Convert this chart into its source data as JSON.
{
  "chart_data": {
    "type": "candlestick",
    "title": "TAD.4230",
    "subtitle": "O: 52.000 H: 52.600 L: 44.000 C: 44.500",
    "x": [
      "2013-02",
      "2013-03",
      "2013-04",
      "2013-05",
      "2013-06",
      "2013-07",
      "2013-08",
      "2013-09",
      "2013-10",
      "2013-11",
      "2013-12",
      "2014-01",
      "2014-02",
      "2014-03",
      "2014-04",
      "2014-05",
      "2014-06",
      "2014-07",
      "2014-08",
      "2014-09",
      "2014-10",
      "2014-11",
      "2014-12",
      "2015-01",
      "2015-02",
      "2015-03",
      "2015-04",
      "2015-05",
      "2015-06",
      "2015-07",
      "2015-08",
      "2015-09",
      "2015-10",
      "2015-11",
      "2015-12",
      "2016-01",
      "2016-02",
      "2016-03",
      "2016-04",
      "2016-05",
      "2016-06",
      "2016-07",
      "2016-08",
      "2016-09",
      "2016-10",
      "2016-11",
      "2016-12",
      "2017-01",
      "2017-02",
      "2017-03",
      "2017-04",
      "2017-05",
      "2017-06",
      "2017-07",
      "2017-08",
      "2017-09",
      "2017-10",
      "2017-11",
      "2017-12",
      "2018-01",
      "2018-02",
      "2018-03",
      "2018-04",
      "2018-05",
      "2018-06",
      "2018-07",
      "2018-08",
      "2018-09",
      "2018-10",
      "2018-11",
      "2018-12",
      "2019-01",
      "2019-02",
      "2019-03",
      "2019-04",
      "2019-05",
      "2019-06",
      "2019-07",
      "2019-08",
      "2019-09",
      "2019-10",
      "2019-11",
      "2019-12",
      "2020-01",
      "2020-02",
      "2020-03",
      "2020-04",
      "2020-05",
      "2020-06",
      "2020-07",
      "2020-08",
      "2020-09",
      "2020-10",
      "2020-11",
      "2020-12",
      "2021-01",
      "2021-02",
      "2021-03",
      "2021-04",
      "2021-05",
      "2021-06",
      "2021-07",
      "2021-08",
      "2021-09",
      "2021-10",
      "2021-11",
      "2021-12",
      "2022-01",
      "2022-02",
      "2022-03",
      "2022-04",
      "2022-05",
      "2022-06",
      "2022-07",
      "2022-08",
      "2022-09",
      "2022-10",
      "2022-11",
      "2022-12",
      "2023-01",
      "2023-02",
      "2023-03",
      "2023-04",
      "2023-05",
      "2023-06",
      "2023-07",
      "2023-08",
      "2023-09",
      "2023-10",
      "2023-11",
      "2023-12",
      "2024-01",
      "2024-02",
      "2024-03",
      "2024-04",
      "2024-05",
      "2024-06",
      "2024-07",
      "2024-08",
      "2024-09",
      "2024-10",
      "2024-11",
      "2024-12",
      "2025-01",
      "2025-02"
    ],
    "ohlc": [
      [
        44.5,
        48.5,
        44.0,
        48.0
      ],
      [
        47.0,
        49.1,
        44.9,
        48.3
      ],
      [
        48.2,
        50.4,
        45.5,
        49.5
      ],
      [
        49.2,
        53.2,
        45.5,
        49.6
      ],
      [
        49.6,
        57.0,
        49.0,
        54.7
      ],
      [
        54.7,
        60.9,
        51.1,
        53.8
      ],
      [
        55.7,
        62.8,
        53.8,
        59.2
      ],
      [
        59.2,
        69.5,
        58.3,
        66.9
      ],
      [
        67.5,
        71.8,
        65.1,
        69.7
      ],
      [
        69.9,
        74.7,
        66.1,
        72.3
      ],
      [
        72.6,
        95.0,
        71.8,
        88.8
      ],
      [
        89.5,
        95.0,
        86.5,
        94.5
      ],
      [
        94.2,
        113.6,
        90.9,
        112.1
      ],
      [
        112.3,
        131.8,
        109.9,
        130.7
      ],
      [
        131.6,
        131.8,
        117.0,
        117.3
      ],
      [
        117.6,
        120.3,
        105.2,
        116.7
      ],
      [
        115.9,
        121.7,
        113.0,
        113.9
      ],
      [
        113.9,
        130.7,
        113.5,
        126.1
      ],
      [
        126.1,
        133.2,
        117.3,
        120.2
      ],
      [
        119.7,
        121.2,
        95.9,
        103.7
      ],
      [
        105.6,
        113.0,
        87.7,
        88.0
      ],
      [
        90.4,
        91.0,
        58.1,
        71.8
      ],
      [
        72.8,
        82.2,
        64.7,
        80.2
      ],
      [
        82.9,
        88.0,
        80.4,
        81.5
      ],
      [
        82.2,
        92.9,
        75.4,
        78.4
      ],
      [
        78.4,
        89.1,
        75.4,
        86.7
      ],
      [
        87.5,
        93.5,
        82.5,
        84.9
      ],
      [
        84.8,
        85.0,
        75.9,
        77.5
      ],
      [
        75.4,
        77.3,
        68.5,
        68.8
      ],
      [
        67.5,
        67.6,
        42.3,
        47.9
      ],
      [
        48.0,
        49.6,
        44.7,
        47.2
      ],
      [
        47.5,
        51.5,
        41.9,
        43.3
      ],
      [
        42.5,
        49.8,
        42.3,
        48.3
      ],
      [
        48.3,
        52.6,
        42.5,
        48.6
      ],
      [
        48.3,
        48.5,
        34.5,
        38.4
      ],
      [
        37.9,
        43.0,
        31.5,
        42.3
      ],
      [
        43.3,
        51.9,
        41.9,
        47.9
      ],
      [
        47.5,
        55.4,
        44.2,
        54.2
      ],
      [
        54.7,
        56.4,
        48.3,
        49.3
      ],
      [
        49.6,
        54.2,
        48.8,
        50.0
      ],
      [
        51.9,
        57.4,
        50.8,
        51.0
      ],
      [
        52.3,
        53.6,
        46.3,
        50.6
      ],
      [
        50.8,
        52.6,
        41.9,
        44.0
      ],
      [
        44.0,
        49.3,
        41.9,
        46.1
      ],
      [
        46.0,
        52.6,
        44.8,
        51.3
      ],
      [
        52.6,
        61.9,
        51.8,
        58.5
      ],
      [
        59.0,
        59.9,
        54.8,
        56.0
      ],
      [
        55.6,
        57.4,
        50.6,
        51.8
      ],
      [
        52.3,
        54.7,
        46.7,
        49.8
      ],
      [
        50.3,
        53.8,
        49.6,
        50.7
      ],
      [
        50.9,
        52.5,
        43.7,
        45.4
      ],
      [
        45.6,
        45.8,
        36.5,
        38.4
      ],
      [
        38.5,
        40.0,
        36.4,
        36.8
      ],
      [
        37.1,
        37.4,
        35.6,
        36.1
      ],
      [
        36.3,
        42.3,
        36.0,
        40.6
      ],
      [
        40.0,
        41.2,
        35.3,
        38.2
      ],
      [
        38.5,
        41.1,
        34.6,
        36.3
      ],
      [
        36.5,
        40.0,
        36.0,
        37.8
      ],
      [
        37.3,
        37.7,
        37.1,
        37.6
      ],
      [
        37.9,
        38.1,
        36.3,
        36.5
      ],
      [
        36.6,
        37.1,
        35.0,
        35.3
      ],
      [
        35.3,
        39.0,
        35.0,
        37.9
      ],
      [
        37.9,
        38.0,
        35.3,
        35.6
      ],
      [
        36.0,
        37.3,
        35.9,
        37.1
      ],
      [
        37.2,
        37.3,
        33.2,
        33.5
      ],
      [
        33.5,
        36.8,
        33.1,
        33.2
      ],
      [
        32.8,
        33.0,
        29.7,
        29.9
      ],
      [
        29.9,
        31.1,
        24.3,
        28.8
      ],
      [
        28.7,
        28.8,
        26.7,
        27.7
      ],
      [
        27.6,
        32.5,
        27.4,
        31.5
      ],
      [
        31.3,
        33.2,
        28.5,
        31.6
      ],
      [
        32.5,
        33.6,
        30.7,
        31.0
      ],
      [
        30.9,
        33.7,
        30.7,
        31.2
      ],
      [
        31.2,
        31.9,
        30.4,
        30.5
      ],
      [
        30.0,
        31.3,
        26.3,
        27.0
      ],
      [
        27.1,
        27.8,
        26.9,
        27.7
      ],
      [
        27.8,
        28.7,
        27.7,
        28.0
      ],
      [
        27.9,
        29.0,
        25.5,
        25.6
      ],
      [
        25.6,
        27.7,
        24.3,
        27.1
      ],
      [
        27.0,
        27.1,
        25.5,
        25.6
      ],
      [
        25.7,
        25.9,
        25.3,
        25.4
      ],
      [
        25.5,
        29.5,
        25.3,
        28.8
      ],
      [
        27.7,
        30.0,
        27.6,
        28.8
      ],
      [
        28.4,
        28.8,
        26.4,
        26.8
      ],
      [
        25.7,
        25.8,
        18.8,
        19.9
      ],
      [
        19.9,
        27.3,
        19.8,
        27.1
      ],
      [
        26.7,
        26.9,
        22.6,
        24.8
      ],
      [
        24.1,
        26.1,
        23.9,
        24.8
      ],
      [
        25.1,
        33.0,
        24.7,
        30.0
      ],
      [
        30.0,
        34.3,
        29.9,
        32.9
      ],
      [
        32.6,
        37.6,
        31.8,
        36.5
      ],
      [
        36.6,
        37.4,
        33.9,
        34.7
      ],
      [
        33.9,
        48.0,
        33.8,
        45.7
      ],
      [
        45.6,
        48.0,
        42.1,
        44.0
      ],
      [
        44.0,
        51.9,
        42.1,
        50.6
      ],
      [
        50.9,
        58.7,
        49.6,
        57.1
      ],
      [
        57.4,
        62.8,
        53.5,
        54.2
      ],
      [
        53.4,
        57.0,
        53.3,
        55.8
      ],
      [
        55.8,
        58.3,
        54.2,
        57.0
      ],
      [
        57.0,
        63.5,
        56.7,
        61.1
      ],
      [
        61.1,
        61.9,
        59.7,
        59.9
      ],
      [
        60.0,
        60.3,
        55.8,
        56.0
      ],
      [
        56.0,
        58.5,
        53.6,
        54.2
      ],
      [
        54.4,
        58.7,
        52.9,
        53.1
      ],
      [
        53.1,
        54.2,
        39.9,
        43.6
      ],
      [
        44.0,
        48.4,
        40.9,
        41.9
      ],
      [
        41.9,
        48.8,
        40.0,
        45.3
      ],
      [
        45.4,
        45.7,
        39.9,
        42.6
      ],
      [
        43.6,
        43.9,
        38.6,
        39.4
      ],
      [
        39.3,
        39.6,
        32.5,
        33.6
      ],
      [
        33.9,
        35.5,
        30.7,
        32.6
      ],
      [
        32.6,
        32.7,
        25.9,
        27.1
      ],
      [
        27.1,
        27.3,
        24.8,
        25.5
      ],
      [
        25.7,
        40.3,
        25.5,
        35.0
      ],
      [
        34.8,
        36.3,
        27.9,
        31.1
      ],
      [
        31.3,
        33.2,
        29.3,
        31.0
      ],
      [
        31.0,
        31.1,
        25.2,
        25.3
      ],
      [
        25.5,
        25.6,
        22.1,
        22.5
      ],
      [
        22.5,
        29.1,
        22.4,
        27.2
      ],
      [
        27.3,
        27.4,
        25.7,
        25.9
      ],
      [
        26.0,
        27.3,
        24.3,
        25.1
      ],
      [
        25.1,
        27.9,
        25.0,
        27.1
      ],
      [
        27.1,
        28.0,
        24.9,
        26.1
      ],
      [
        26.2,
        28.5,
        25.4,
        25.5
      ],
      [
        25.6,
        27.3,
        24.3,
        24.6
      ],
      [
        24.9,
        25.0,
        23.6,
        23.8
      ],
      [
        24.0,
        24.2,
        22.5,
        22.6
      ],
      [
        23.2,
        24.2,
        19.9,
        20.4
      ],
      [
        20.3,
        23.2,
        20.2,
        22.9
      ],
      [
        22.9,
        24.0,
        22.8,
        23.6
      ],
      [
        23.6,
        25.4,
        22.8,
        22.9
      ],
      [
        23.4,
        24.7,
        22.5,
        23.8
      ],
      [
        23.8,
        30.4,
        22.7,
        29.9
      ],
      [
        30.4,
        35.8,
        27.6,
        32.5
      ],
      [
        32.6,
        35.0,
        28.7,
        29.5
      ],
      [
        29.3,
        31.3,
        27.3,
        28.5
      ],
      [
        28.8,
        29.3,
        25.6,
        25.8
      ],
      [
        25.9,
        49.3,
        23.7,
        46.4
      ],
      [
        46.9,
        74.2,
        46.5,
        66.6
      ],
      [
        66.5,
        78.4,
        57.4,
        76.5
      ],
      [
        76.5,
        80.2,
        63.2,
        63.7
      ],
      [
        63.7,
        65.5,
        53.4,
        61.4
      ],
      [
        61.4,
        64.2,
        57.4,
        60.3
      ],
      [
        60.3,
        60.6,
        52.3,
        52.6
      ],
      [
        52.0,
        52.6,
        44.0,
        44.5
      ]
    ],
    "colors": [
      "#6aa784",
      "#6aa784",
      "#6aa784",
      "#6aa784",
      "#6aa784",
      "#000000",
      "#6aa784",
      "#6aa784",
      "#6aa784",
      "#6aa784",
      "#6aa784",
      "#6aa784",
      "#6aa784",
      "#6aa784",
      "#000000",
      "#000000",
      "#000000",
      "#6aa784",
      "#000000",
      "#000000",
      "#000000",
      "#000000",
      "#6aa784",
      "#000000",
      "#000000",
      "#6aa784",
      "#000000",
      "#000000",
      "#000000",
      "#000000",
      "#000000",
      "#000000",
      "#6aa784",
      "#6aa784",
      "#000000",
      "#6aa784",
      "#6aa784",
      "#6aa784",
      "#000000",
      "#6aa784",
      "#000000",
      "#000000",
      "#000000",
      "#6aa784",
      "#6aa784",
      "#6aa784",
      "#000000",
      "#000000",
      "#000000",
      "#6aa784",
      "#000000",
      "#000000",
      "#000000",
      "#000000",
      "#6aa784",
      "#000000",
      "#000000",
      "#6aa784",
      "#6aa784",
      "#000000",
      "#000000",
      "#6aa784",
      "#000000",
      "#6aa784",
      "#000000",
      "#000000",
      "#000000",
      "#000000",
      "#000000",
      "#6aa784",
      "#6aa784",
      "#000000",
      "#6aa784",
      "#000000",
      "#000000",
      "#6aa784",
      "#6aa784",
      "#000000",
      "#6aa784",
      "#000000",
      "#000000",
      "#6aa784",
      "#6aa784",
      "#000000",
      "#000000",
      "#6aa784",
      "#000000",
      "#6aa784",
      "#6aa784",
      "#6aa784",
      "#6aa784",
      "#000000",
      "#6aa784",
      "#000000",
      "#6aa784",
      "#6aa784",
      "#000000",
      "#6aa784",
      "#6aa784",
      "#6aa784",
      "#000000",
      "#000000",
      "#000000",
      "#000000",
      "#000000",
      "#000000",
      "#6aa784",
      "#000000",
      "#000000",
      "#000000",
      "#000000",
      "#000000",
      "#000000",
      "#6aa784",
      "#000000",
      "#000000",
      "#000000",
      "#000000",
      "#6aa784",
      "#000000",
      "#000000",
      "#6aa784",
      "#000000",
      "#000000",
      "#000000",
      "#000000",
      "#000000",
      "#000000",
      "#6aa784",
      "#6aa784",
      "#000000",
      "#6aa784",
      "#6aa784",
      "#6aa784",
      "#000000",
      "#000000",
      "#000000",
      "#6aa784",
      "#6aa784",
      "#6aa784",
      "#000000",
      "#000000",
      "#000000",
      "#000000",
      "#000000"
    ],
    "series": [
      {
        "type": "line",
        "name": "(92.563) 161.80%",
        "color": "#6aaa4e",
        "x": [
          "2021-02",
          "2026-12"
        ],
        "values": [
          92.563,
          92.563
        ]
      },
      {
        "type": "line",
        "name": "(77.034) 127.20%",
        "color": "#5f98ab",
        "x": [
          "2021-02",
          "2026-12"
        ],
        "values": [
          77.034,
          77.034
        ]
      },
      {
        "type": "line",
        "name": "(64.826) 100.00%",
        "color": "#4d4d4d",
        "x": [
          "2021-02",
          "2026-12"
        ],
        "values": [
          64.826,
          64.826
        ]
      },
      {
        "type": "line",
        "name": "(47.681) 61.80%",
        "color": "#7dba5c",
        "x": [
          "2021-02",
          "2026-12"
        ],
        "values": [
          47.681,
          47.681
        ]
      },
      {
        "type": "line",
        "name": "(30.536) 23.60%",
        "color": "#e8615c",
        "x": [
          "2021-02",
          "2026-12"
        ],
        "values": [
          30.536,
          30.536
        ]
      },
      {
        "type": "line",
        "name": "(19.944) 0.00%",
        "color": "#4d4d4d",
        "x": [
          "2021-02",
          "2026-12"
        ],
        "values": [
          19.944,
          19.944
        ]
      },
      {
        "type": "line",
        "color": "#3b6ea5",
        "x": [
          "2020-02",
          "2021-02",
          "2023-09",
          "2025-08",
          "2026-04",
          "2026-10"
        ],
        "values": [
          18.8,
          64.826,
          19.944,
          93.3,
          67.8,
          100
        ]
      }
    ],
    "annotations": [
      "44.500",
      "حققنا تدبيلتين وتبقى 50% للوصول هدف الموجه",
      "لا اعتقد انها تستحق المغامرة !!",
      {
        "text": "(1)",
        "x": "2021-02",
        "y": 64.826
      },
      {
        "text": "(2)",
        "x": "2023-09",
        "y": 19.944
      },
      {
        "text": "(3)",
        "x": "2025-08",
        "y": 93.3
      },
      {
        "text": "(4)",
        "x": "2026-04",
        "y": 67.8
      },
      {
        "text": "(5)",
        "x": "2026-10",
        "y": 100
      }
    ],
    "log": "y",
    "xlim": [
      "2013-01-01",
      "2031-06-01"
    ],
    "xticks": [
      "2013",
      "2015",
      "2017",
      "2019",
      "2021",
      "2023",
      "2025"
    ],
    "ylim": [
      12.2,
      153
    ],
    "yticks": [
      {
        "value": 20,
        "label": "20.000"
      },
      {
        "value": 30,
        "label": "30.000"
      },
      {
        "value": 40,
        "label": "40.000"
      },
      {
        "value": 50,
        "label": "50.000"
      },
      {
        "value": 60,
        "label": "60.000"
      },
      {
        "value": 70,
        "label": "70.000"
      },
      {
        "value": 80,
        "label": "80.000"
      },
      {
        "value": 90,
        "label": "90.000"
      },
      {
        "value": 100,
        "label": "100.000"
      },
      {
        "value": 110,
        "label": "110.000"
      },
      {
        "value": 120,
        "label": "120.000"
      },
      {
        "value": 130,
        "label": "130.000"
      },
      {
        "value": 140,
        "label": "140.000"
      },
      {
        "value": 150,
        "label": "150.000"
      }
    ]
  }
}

------------------------------------------------------------

Written request → Your answer should be a single number: the count of lines in these records that hold the string "name".

The reply → 6